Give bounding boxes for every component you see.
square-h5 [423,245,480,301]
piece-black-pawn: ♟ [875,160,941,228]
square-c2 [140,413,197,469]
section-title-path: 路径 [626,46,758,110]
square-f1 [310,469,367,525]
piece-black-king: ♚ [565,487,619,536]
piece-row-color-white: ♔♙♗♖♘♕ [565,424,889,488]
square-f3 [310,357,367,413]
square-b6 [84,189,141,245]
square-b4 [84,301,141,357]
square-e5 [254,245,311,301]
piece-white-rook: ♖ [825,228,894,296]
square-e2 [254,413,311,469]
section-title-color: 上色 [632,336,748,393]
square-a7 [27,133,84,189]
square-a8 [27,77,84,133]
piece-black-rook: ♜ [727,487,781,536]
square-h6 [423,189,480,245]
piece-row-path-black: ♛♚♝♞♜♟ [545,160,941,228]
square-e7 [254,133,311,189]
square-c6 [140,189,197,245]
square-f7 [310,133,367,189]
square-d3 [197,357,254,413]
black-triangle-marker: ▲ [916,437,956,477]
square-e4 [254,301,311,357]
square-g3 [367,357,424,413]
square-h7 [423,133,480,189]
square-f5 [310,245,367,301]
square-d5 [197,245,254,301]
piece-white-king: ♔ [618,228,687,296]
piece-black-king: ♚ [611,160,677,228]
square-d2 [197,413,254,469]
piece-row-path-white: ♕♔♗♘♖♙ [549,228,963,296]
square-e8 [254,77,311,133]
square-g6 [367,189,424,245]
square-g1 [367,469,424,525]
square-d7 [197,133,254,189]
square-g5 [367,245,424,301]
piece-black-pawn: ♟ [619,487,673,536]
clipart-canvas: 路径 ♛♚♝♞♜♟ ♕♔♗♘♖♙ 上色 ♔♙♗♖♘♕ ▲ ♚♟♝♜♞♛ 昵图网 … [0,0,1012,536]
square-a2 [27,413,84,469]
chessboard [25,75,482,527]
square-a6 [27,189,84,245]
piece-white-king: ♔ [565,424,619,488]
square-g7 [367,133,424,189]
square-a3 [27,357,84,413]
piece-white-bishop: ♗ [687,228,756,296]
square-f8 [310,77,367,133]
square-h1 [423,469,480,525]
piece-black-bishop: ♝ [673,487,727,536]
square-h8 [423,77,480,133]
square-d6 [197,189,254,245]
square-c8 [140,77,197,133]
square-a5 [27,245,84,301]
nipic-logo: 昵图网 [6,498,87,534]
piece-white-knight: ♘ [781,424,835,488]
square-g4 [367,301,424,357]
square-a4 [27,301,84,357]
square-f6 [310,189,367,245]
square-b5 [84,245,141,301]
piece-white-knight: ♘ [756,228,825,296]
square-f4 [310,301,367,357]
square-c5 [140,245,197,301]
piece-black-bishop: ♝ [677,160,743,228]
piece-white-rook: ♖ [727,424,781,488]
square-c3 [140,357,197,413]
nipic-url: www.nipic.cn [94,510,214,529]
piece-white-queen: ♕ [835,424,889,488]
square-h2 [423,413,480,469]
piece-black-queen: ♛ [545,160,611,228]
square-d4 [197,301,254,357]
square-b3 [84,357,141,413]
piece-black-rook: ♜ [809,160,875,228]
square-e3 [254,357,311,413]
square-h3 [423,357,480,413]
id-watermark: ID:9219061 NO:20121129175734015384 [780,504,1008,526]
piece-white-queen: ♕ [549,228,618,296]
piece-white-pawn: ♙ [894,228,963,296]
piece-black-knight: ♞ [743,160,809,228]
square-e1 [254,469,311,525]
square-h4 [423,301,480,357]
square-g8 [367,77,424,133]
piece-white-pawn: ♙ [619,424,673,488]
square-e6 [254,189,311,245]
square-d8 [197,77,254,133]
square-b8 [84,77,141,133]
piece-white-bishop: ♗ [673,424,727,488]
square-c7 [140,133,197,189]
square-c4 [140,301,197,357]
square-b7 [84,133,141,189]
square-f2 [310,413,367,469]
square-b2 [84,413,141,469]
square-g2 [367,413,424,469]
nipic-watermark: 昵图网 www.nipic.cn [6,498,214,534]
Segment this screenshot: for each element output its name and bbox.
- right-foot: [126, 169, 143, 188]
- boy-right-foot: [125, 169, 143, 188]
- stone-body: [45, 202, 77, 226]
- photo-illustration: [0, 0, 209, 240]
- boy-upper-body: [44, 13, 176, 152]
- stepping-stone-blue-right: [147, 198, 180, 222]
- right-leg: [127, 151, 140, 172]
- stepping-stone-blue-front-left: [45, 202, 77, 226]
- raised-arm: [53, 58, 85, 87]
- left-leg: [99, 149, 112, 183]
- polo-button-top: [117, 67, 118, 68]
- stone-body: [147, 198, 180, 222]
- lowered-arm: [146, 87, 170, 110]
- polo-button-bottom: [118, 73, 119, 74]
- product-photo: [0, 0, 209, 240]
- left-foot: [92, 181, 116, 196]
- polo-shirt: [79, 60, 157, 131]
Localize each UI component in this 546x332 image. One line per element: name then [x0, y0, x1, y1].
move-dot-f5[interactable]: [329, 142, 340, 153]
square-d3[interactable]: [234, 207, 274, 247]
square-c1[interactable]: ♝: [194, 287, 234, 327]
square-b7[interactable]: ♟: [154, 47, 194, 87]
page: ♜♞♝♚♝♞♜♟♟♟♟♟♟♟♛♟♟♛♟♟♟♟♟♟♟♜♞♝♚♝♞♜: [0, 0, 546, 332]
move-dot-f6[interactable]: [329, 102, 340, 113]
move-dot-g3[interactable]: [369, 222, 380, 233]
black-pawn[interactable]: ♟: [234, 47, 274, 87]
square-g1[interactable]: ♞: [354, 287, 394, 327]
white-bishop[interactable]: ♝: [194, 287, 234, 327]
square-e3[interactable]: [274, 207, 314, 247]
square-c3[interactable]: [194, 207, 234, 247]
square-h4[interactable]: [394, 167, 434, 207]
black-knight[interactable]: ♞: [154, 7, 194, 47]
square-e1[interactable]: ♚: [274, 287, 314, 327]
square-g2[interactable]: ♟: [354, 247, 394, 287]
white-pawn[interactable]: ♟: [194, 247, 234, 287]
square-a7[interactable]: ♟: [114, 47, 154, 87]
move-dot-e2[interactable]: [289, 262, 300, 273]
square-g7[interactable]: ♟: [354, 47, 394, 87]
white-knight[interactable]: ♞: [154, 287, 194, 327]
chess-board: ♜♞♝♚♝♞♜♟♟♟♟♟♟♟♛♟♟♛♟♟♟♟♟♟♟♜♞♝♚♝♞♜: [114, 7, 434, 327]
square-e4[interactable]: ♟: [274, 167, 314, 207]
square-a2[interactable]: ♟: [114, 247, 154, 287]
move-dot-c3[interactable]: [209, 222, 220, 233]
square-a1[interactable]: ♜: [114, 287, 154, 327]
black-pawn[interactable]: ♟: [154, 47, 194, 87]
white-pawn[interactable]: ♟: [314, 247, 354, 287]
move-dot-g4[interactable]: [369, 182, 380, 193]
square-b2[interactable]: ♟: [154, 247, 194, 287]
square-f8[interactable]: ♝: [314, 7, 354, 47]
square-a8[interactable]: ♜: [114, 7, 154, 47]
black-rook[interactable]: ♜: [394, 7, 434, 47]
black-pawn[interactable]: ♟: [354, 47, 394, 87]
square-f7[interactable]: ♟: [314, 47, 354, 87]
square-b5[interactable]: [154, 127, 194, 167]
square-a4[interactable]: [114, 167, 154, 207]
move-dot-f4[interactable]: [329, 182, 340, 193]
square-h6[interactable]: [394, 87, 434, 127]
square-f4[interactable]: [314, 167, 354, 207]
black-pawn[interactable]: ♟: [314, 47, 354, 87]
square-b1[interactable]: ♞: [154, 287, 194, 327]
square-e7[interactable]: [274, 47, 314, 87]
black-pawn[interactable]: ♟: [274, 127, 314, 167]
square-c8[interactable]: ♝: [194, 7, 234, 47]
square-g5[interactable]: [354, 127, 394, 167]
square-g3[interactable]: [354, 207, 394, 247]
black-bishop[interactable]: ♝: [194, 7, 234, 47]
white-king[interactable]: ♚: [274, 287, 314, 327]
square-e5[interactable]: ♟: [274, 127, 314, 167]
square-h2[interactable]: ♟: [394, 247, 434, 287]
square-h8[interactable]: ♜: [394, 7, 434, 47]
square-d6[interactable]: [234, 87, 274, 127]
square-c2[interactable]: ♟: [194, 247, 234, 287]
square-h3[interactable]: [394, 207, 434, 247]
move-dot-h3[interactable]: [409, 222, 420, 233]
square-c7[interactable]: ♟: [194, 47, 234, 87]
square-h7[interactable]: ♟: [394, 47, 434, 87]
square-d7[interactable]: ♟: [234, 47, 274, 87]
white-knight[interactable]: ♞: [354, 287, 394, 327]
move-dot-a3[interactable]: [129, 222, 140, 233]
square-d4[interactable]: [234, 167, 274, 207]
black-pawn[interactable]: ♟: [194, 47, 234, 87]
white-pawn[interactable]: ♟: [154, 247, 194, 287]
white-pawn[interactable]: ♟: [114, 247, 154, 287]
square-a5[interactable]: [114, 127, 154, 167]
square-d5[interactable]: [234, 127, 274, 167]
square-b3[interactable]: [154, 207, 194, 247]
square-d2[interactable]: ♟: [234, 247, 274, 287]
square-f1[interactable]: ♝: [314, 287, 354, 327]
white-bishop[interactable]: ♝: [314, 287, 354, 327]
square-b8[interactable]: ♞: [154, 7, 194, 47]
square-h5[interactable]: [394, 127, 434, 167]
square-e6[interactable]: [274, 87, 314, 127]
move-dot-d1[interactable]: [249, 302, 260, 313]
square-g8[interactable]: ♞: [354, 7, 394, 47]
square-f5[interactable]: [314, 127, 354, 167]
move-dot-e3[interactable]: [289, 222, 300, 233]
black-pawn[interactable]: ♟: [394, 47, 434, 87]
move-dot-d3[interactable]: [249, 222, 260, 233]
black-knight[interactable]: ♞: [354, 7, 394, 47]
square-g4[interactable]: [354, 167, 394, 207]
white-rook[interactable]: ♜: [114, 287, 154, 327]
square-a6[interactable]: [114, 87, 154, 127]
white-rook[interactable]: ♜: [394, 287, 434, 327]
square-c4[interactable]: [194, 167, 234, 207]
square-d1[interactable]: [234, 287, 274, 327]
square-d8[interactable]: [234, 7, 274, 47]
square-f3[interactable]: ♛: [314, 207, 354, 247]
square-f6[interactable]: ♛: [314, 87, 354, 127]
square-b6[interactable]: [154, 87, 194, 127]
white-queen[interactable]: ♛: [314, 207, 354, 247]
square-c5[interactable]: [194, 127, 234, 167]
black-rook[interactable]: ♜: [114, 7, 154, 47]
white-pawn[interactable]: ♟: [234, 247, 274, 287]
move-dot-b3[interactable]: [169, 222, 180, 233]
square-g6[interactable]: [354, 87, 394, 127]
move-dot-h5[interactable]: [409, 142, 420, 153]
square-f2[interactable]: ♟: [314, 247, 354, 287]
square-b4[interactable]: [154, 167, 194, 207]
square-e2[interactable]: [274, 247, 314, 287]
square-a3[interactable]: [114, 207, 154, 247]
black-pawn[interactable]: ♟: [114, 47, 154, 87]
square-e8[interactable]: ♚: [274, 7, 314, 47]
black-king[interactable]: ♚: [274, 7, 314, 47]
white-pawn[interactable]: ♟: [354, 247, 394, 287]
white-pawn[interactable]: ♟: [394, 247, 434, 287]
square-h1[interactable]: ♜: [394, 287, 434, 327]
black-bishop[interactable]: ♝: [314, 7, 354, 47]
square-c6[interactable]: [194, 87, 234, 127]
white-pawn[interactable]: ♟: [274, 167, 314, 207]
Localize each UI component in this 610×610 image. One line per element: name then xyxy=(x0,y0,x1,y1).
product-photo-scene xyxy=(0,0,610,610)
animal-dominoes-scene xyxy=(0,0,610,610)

+++++

STATED GOAL:
Repeat the lines of the material word for word, starting at the first line and ending at the line containing "piece-row-color-white: ♔♙♗♖♘♕ [565,424,889,488]", both included.

RESULT FOR THIS EXERCISE:
Give bounding boxes for every component you see.
square-h5 [423,245,480,301]
piece-black-pawn: ♟ [875,160,941,228]
square-c2 [140,413,197,469]
section-title-path: 路径 [626,46,758,110]
square-f1 [310,469,367,525]
piece-black-king: ♚ [565,487,619,536]
piece-row-color-white: ♔♙♗♖♘♕ [565,424,889,488]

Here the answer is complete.